### What is required
Of the lines in this material, how many contain "name"? Answer with a single number only.

Stored entries
## begin
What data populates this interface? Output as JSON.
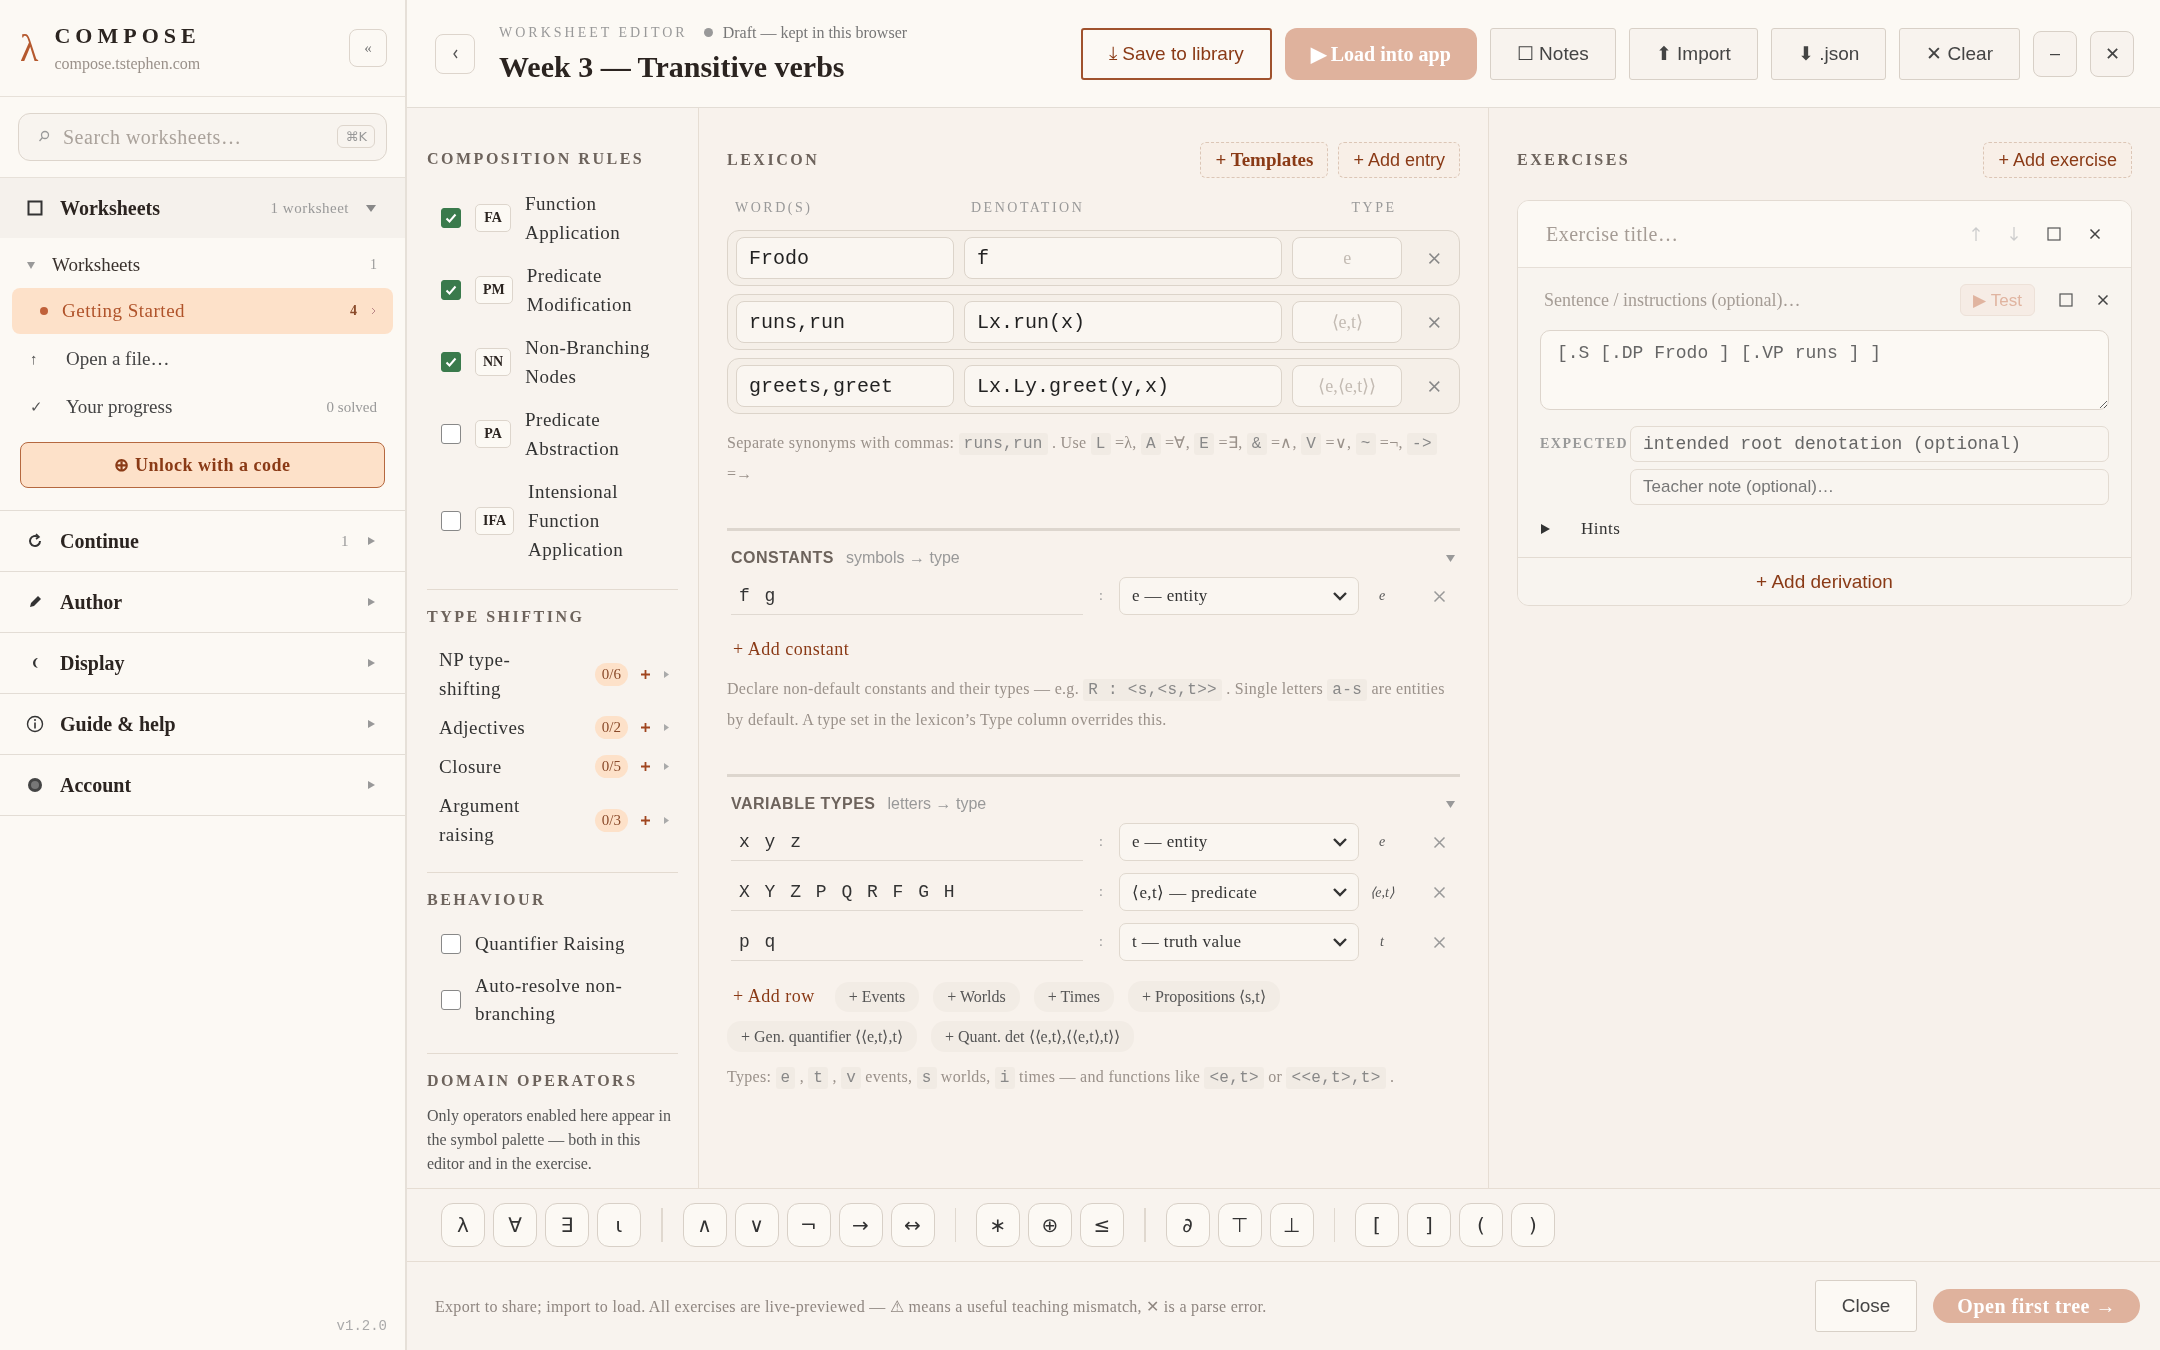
{
  "sidebar": {
    "brand": {
      "logo": "λ",
      "name": "COMPOSE",
      "url": "compose.tstephen.com"
    },
    "collapse": "«",
    "search": {
      "placeholder": "Search worksheets…",
      "shortcut": "⌘K"
    },
    "sections": [
      {
        "label": "Worksheets",
        "meta": "1 worksheet",
        "expanded": true,
        "panel": {
          "group": {
            "label": "Worksheets",
            "count": "1",
            "expanded": true
          },
          "items": [
            {
              "label": "Getting Started",
              "count": "4",
              "selected": true
            }
          ],
          "links": [
            {
              "icon": "↑",
              "label": "Open a file…"
            },
            {
              "icon": "✓",
              "label": "Your progress",
              "meta": "0 solved"
            }
          ],
          "unlock": "⊕ Unlock with a code"
        }
      },
      {
        "label": "Continue",
        "meta": "1",
        "expanded": false
      },
      {
        "label": "Author",
        "expanded": false
      },
      {
        "label": "Display",
        "expanded": false
      },
      {
        "label": "Guide & help",
        "expanded": false
      },
      {
        "label": "Account",
        "expanded": false
      }
    ],
    "version": "v1.2.0"
  },
  "header": {
    "eyebrow": "WORKSHEET EDITOR",
    "status": "Draft — kept in this browser",
    "title": "Week 3 — Transitive verbs",
    "buttons": [
      {
        "label": "⤓ Save to library",
        "kind": "outline"
      },
      {
        "label": "▶ Load into app",
        "kind": "primary"
      },
      {
        "label": "☐ Notes",
        "kind": "plain"
      },
      {
        "label": "⬆ Import",
        "kind": "plain"
      },
      {
        "label": "⬇ .json",
        "kind": "plain"
      },
      {
        "label": "✕ Clear",
        "kind": "plain"
      },
      {
        "label": "–",
        "kind": "square"
      },
      {
        "label": "✕",
        "kind": "square"
      }
    ]
  },
  "composition_rules": {
    "title": "COMPOSITION RULES",
    "rules": [
      {
        "abbr": "FA",
        "name": "Function Application",
        "checked": true
      },
      {
        "abbr": "PM",
        "name": "Predicate Modification",
        "checked": true
      },
      {
        "abbr": "NN",
        "name": "Non-Branching Nodes",
        "checked": true
      },
      {
        "abbr": "PA",
        "name": "Predicate Abstraction",
        "checked": false
      },
      {
        "abbr": "IFA",
        "name": "Intensional Function Application",
        "checked": false
      }
    ]
  },
  "type_shifting": {
    "title": "TYPE SHIFTING",
    "items": [
      {
        "name": "NP type-shifting",
        "count": "0/6"
      },
      {
        "name": "Adjectives",
        "count": "0/2"
      },
      {
        "name": "Closure",
        "count": "0/5"
      },
      {
        "name": "Argument raising",
        "count": "0/3"
      }
    ]
  },
  "behaviour": {
    "title": "BEHAVIOUR",
    "options": [
      {
        "label": "Quantifier Raising",
        "checked": false
      },
      {
        "label": "Auto-resolve non-branching",
        "checked": false
      }
    ]
  },
  "domain_operators": {
    "title": "DOMAIN OPERATORS",
    "text": "Only operators enabled here appear in the symbol palette — both in this editor and in the exercise."
  },
  "lexicon": {
    "title": "LEXICON",
    "templates": "+ Templates",
    "add": "+ Add entry",
    "columns": [
      "WORD(S)",
      "DENOTATION",
      "TYPE"
    ],
    "entries": [
      {
        "words": "Frodo",
        "denotation": "f",
        "type_placeholder": "e"
      },
      {
        "words": "runs,run",
        "denotation": "Lx.run(x)",
        "type_placeholder": "⟨e,t⟩"
      },
      {
        "words": "greets,greet",
        "denotation": "Lx.Ly.greet(y,x)",
        "type_placeholder": "⟨e,⟨e,t⟩⟩"
      }
    ],
    "help": [
      {
        "kind": "text",
        "text": "Separate synonyms with commas: "
      },
      {
        "kind": "code",
        "text": "runs,run"
      },
      {
        "kind": "text",
        "text": " . Use "
      },
      {
        "kind": "code",
        "text": "L"
      },
      {
        "kind": "text",
        "text": " =λ, "
      },
      {
        "kind": "code",
        "text": "A"
      },
      {
        "kind": "text",
        "text": " =∀, "
      },
      {
        "kind": "code",
        "text": "E"
      },
      {
        "kind": "text",
        "text": " =∃, "
      },
      {
        "kind": "code",
        "text": "&"
      },
      {
        "kind": "text",
        "text": " =∧, "
      },
      {
        "kind": "code",
        "text": "V"
      },
      {
        "kind": "text",
        "text": " =∨, "
      },
      {
        "kind": "code",
        "text": "~"
      },
      {
        "kind": "text",
        "text": " =¬, "
      },
      {
        "kind": "code",
        "text": "->"
      },
      {
        "kind": "text",
        "text": " =→"
      }
    ]
  },
  "constants": {
    "title": "CONSTANTS",
    "subtitle": "symbols → type",
    "expanded": true,
    "rows": [
      {
        "symbols": "f g",
        "separator": ":",
        "type": "e — entity",
        "short": "e"
      }
    ],
    "add": "+ Add constant",
    "help": [
      {
        "kind": "text",
        "text": "Declare non-default constants and their types — e.g. "
      },
      {
        "kind": "code",
        "text": "R : <s,<s,t>>"
      },
      {
        "kind": "text",
        "text": " . Single letters "
      },
      {
        "kind": "code",
        "text": "a-s"
      },
      {
        "kind": "text",
        "text": " are entities by default. A type set in the lexicon’s Type column overrides this."
      }
    ]
  },
  "variable_types": {
    "title": "VARIABLE TYPES",
    "subtitle": "letters → type",
    "expanded": true,
    "rows": [
      {
        "symbols": "x y z",
        "separator": ":",
        "type": "e — entity",
        "short": "e"
      },
      {
        "symbols": "X Y Z P Q R F G H",
        "separator": ":",
        "type": "⟨e,t⟩ — predicate",
        "short": "⟨e,t⟩"
      },
      {
        "symbols": "p q",
        "separator": ":",
        "type": "t — truth value",
        "short": "t"
      }
    ],
    "add": "+ Add row",
    "chips": [
      "+ Events",
      "+ Worlds",
      "+ Times",
      "+ Propositions ⟨s,t⟩",
      "+ Gen. quantifier ⟨⟨e,t⟩,t⟩",
      "+ Quant. det ⟨⟨e,t⟩,⟨⟨e,t⟩,t⟩⟩"
    ],
    "help": [
      {
        "kind": "text",
        "text": "Types: "
      },
      {
        "kind": "code",
        "text": "e"
      },
      {
        "kind": "text",
        "text": " , "
      },
      {
        "kind": "code",
        "text": "t"
      },
      {
        "kind": "text",
        "text": " , "
      },
      {
        "kind": "code",
        "text": "v"
      },
      {
        "kind": "text",
        "text": " events, "
      },
      {
        "kind": "code",
        "text": "s"
      },
      {
        "kind": "text",
        "text": " worlds, "
      },
      {
        "kind": "code",
        "text": "i"
      },
      {
        "kind": "text",
        "text": " times — and functions like "
      },
      {
        "kind": "code",
        "text": "<e,t>"
      },
      {
        "kind": "text",
        "text": " or "
      },
      {
        "kind": "code",
        "text": "<<e,t>,t>"
      },
      {
        "kind": "text",
        "text": " ."
      }
    ]
  },
  "exercises": {
    "title": "EXERCISES",
    "add": "+ Add exercise",
    "cards": [
      {
        "title_placeholder": "Exercise title…",
        "sentence_placeholder": "Sentence / instructions (optional)…",
        "test": "▶ Test",
        "tree": "[.S [.DP Frodo ] [.VP runs ] ]",
        "expected_label": "EXPECTED",
        "expected_placeholder": "intended root denotation (optional)",
        "note_placeholder": "Teacher note (optional)…",
        "hints": {
          "label": "Hints",
          "expanded": false
        },
        "add_derivation": "+ Add derivation"
      }
    ]
  },
  "palette": [
    [
      "λ",
      "∀",
      "∃",
      "ι"
    ],
    [
      "∧",
      "∨",
      "¬",
      "→",
      "↔"
    ],
    [
      "∗",
      "⊕",
      "≤"
    ],
    [
      "∂",
      "⊤",
      "⊥"
    ],
    [
      "[",
      "]",
      "(",
      ")"
    ]
  ],
  "footer": {
    "text": "Export to share; import to load. All exercises are live-previewed — ⚠ means a useful teaching mismatch, ✕ is a parse error.",
    "close": "Close",
    "primary": "Open first tree →"
  }
}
## end
### Exercise response
10